* begin RECORDS FOR THE EXERCISE *

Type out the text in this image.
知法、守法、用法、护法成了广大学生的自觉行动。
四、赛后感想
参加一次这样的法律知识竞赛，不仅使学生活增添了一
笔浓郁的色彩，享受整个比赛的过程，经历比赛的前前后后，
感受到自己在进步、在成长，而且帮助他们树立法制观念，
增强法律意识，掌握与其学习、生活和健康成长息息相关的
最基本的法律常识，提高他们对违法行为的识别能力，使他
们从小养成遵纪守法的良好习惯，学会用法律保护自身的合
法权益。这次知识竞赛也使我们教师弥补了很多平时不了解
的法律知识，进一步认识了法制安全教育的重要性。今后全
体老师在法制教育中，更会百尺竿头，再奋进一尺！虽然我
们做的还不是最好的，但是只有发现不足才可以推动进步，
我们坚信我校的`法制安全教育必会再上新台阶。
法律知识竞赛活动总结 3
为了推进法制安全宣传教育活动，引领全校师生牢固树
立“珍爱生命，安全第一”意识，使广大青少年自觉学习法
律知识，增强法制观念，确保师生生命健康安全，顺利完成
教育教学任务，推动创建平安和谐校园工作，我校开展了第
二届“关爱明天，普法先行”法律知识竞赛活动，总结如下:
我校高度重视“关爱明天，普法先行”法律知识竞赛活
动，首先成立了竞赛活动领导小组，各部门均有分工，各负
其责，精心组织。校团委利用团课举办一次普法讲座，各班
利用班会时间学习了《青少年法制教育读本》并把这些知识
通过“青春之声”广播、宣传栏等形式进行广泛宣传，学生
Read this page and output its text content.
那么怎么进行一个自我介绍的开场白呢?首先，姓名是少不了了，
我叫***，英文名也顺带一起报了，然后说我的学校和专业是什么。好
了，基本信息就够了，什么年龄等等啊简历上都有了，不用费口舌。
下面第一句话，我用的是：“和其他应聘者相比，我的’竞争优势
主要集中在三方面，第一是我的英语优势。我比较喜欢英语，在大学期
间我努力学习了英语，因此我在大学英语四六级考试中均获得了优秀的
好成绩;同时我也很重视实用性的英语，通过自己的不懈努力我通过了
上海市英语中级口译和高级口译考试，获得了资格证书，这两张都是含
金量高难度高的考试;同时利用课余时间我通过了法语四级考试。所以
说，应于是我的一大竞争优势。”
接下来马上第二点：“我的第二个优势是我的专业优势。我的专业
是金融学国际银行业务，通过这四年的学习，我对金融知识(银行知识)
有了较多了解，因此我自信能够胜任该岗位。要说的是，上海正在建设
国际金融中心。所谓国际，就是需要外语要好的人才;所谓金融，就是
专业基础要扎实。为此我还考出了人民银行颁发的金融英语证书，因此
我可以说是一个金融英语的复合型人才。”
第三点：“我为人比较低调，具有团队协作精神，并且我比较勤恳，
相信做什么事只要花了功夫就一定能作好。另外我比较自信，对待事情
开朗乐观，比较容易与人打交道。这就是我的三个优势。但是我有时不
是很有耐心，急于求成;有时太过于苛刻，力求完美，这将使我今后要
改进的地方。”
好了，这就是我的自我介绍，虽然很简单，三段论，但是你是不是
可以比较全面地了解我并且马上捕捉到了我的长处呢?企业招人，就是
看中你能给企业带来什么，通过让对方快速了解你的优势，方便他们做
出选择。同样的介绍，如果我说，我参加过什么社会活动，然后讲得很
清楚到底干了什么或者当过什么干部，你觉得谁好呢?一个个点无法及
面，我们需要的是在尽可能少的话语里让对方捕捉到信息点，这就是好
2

* end RECORDS FOR THE EXERCISE *

Please repeat the listing exactly, with nothing left out.

REPLY:
Type out the text in this image.
知法、守法、用法、护法成了广大学生的自觉行动。
四、赛后感想
参加一次这样的法律知识竞赛，不仅使学生活增添了一
笔浓郁的色彩，享受整个比赛的过程，经历比赛的前前后后，
感受到自己在进步、在成长，而且帮助他们树立法制观念，
增强法律意识，掌握与其学习、生活和健康成长息息相关的
最基本的法律常识，提高他们对违法行为的识别能力，使他
们从小养成遵纪守法的良好习惯，学会用法律保护自身的合
法权益。这次知识竞赛也使我们教师弥补了很多平时不了解
的法律知识，进一步认识了法制安全教育的重要性。今后全
体老师在法制教育中，更会百尺竿头，再奋进一尺！虽然我
们做的还不是最好的，但是只有发现不足才可以推动进步，
我们坚信我校的`法制安全教育必会再上新台阶。
法律知识竞赛活动总结 3
为了推进法制安全宣传教育活动，引领全校师生牢固树
立“珍爱生命，安全第一”意识，使广大青少年自觉学习法
律知识，增强法制观念，确保师生生命健康安全，顺利完成
教育教学任务，推动创建平安和谐校园工作，我校开展了第
二届“关爱明天，普法先行”法律知识竞赛活动，总结如下:
我校高度重视“关爱明天，普法先行”法律知识竞赛活
动，首先成立了竞赛活动领导小组，各部门均有分工，各负
其责，精心组织。校团委利用团课举办一次普法讲座，各班
利用班会时间学习了《青少年法制教育读本》并把这些知识
通过“青春之声”广播、宣传栏等形式进行广泛宣传，学生
Read this page and output its text content.
那么怎么进行一个自我介绍的开场白呢?首先，姓名是少不了了，
我叫***，英文名也顺带一起报了，然后说我的学校和专业是什么。好
了，基本信息就够了，什么年龄等等啊简历上都有了，不用费口舌。
下面第一句话，我用的是：“和其他应聘者相比，我的’竞争优势
主要集中在三方面，第一是我的英语优势。我比较喜欢英语，在大学期
间我努力学习了英语，因此我在大学英语四六级考试中均获得了优秀的
好成绩;同时我也很重视实用性的英语，通过自己的不懈努力我通过了
上海市英语中级口译和高级口译考试，获得了资格证书，这两张都是含
金量高难度高的考试;同时利用课余时间我通过了法语四级考试。所以
说，应于是我的一大竞争优势。”
接下来马上第二点：“我的第二个优势是我的专业优势。我的专业
是金融学国际银行业务，通过这四年的学习，我对金融知识(银行知识)
有了较多了解，因此我自信能够胜任该岗位。要说的是，上海正在建设
国际金融中心。所谓国际，就是需要外语要好的人才;所谓金融，就是
专业基础要扎实。为此我还考出了人民银行颁发的金融英语证书，因此
我可以说是一个金融英语的复合型人才。”
第三点：“我为人比较低调，具有团队协作精神，并且我比较勤恳，
相信做什么事只要花了功夫就一定能作好。另外我比较自信，对待事情
开朗乐观，比较容易与人打交道。这就是我的三个优势。但是我有时不
是很有耐心，急于求成;有时太过于苛刻，力求完美，这将使我今后要
改进的地方。”
好了，这就是我的自我介绍，虽然很简单，三段论，但是你是不是
可以比较全面地了解我并且马上捕捉到了我的长处呢?企业招人，就是
看中你能给企业带来什么，通过让对方快速了解你的优势，方便他们做
出选择。同样的介绍，如果我说，我参加过什么社会活动，然后讲得很
清楚到底干了什么或者当过什么干部，你觉得谁好呢?一个个点无法及
面，我们需要的是在尽可能少的话语里让对方捕捉到信息点，这就是好
2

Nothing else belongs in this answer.